Start of Document passage
At trial each party called an expert witness. The trial judge rejected in toto the opinion expressed by the company’s expert, and rightly so. Plaintiff’s expert, a chemist named Bernard Péclet, testified essentially as to the detection of a gas odour and the conditions under which ignition and explosion of gas mixed with air occur. W.C. Viner, a mechanical engineer, testified for defendant Chabot. He expressed the opinion that the probable cause of the accident was a leak from the old meter.
On this crucial point of the case the trial judge said:
[TRANSLATION] 5. Having said this, it seems logical and reasonable to formulate the following four propositions:
(a) There was no leakage of gas which could be smelled before 11 P.M. on June 4. Hence the presumption that everything was in order.
(b) No one knows when this leakage of gas began. By midday on June 5, however, it had reached a point where Richard, on the third floor, noticed it.
(c) The leak was traced to the inside of the cupboard in the kitchen. That is the version given by plaintiff, and I was greatly impressed with his sincerity, candour and good faith. I have no hesitation in accepting this version. I would add that in addition it is substantially identical to that of Richard (see the examination on discovery of the latter
[Page 1077]
in Richard v. Toupin et al. (M.S.C. 643 512) which was filed in the record by consent).
Hence the presumption that the said leakage was from a component part of the gas circulation system inside the cupboard.
(d) These components consisted of part of the gas supply pipe, the meter bracket, the meter inlet coupling, the meter itself, the meter discharge coupling and part of the feed or distribution piping.
Hence the presumption that there was a failure in one or more of these components at a given, but unspecified, moment on the night of June 4-5, or on the morning of June 5.
End of Document passage
Start of Data extract
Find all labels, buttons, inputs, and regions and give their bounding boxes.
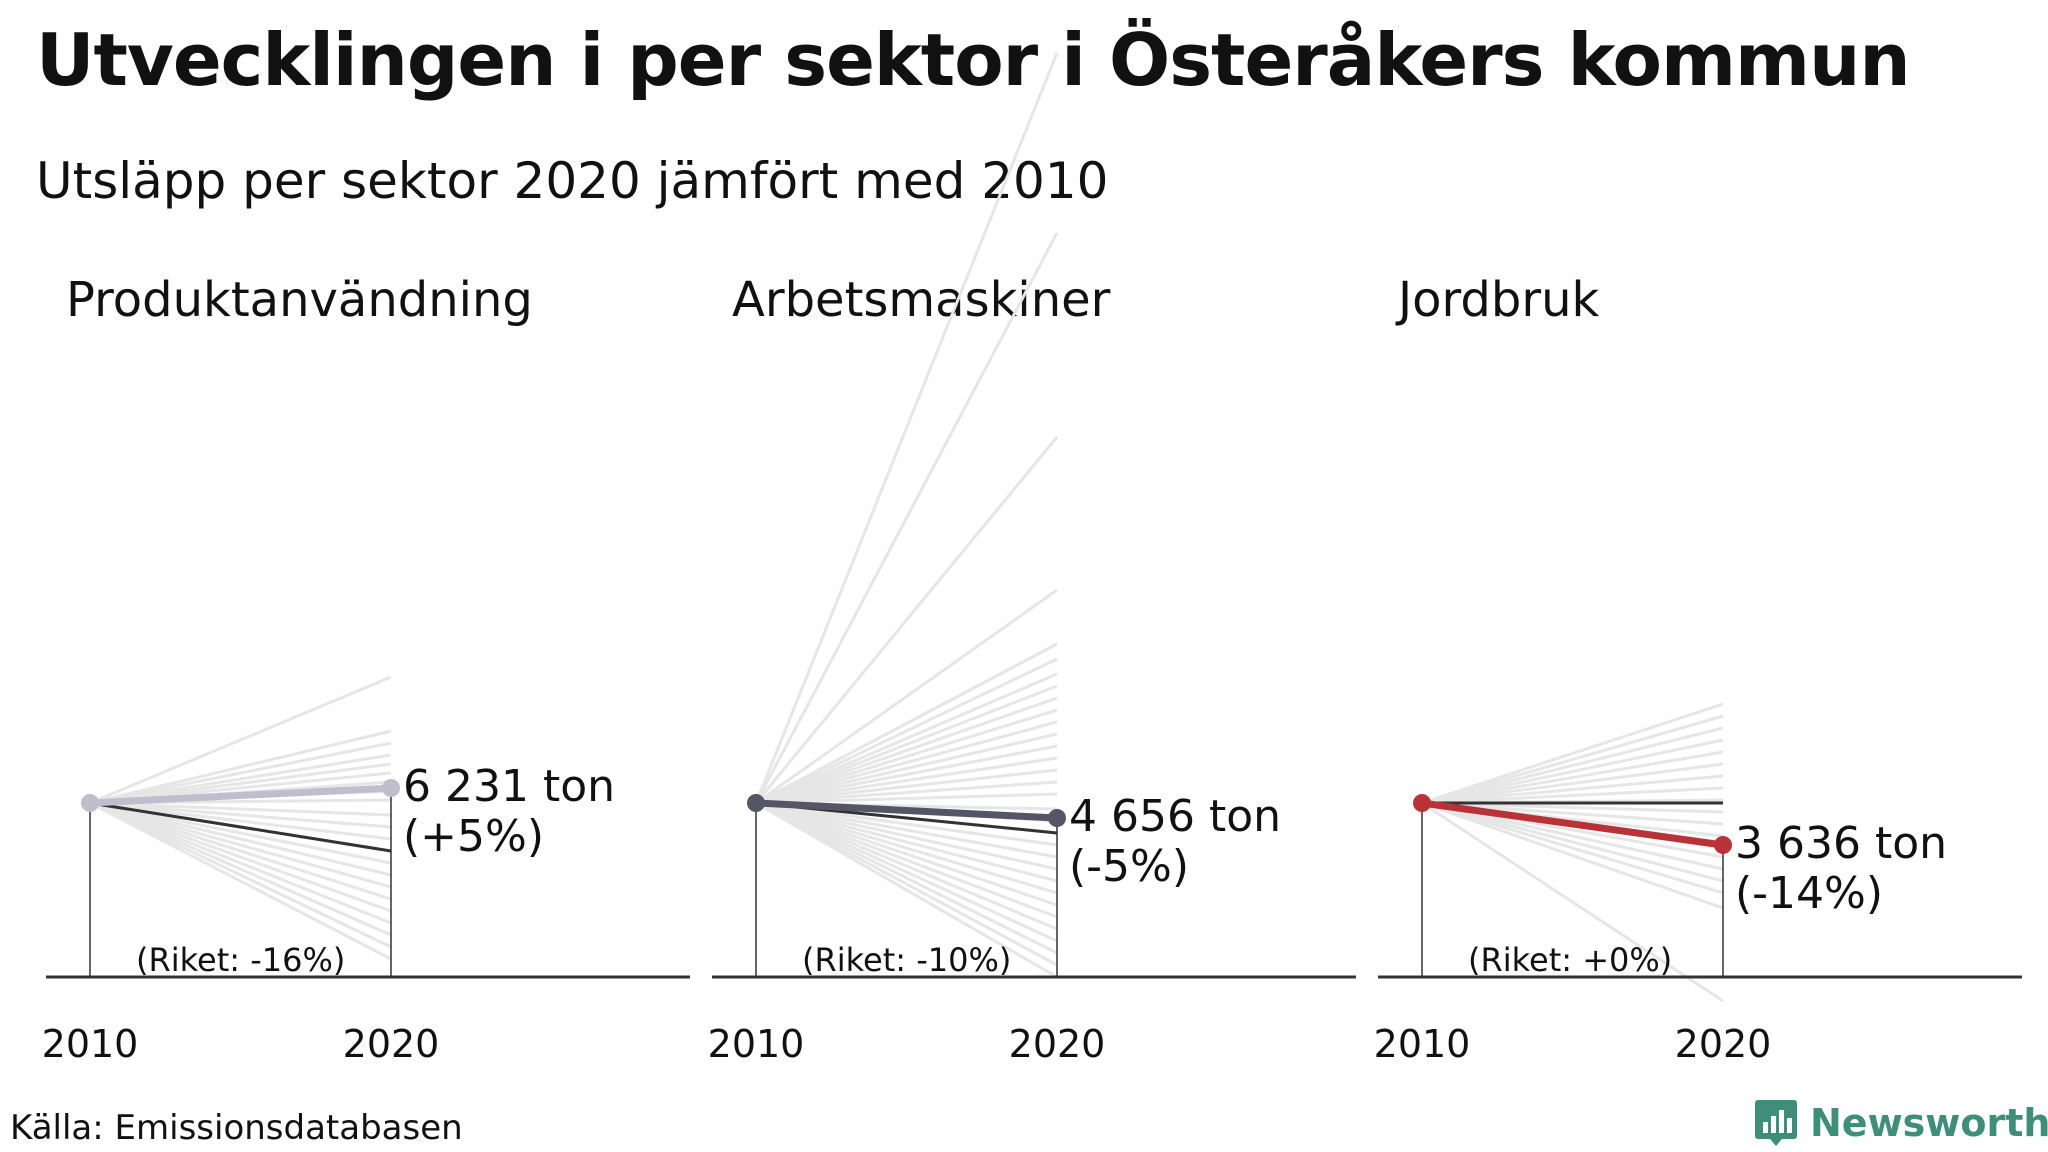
End of Data extract
Work to do >> Reproduce the passage of the gas leak judgment above from "(c) The leak" through "or distribution piping.", with both ends included.

Complete response >>
(c) The leak was traced to the inside of the cupboard in the kitchen. That is the version given by plaintiff, and I was greatly impressed with his sincerity, candour and good faith. I have no hesitation in accepting this version. I would add that in addition it is substantially identical to that of Richard (see the examination on discovery of the latter
[Page 1077]
in Richard v. Toupin et al. (M.S.C. 643 512) which was filed in the record by consent).
Hence the presumption that the said leakage was from a component part of the gas circulation system inside the cupboard.
(d) These components consisted of part of the gas supply pipe, the meter bracket, the meter inlet coupling, the meter itself, the meter discharge coupling and part of the feed or distribution piping.